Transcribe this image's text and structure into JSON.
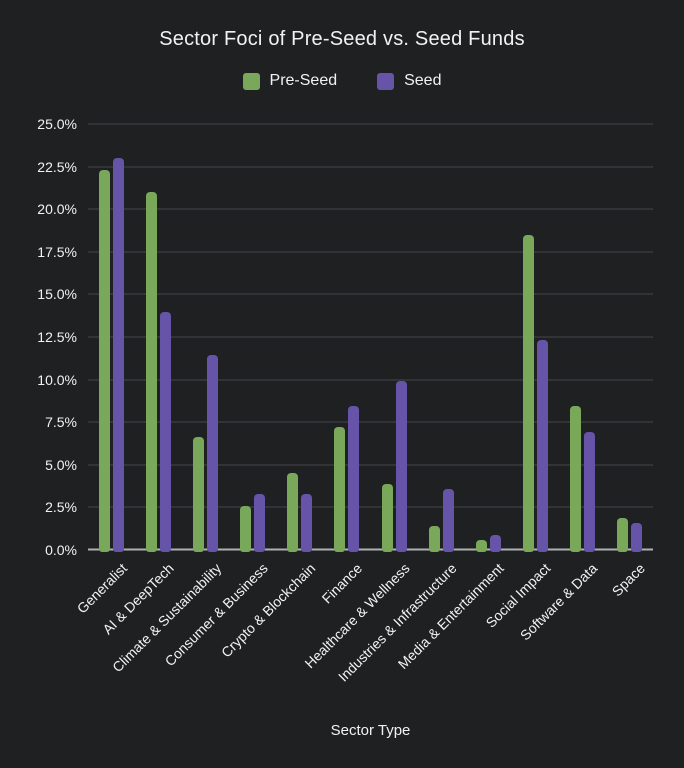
{
  "title": "Sector Foci of Pre-Seed vs. Seed Funds",
  "chart_data": {
    "type": "bar",
    "title": "Sector Foci of Pre-Seed vs. Seed Funds",
    "xlabel": "Sector Type",
    "ylabel": "",
    "ylim": [
      0,
      25
    ],
    "grid": true,
    "legend_position": "top",
    "yticks": [
      "0.0%",
      "2.5%",
      "5.0%",
      "7.5%",
      "10.0%",
      "12.5%",
      "15.0%",
      "17.5%",
      "20.0%",
      "22.5%",
      "25.0%"
    ],
    "categories": [
      "Generalist",
      "AI & DeepTech",
      "Climate & Sustainability",
      "Consumer & Business",
      "Crypto & Blockchain",
      "Finance",
      "Healthcare & Wellness",
      "Industries & Infrastructure",
      "Media & Entertainment",
      "Social Impact",
      "Software & Data",
      "Space"
    ],
    "series": [
      {
        "name": "Pre-Seed",
        "color": "#79a85b",
        "values": [
          22.3,
          21.0,
          6.7,
          2.7,
          4.6,
          7.3,
          4.0,
          1.5,
          0.7,
          18.5,
          8.5,
          2.0
        ]
      },
      {
        "name": "Seed",
        "color": "#6554a8",
        "values": [
          23.0,
          14.0,
          11.5,
          3.4,
          3.4,
          8.5,
          10.0,
          3.7,
          1.0,
          12.4,
          7.0,
          1.7
        ]
      }
    ]
  },
  "colors": {
    "background": "#1f2022",
    "text": "#f2f2f2",
    "gridline": "#454649",
    "axis_line": "#aeb0b2",
    "pre_seed": "#79a85b",
    "seed": "#6554a8"
  }
}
-------
To be done
Write out all the records again, exactly, minus any pictures.

Response
Transcribe this image's text and structure into JSON.
{
  "title": "Sector Foci of Pre-Seed vs. Seed Funds",
  "chart_data": {
    "type": "bar",
    "title": "Sector Foci of Pre-Seed vs. Seed Funds",
    "xlabel": "Sector Type",
    "ylabel": "",
    "ylim": [
      0,
      25
    ],
    "grid": true,
    "legend_position": "top",
    "yticks": [
      "0.0%",
      "2.5%",
      "5.0%",
      "7.5%",
      "10.0%",
      "12.5%",
      "15.0%",
      "17.5%",
      "20.0%",
      "22.5%",
      "25.0%"
    ],
    "categories": [
      "Generalist",
      "AI & DeepTech",
      "Climate & Sustainability",
      "Consumer & Business",
      "Crypto & Blockchain",
      "Finance",
      "Healthcare & Wellness",
      "Industries & Infrastructure",
      "Media & Entertainment",
      "Social Impact",
      "Software & Data",
      "Space"
    ],
    "series": [
      {
        "name": "Pre-Seed",
        "color": "#79a85b",
        "values": [
          22.3,
          21.0,
          6.7,
          2.7,
          4.6,
          7.3,
          4.0,
          1.5,
          0.7,
          18.5,
          8.5,
          2.0
        ]
      },
      {
        "name": "Seed",
        "color": "#6554a8",
        "values": [
          23.0,
          14.0,
          11.5,
          3.4,
          3.4,
          8.5,
          10.0,
          3.7,
          1.0,
          12.4,
          7.0,
          1.7
        ]
      }
    ]
  },
  "colors": {
    "background": "#1f2022",
    "text": "#f2f2f2",
    "gridline": "#454649",
    "axis_line": "#aeb0b2",
    "pre_seed": "#79a85b",
    "seed": "#6554a8"
  }
}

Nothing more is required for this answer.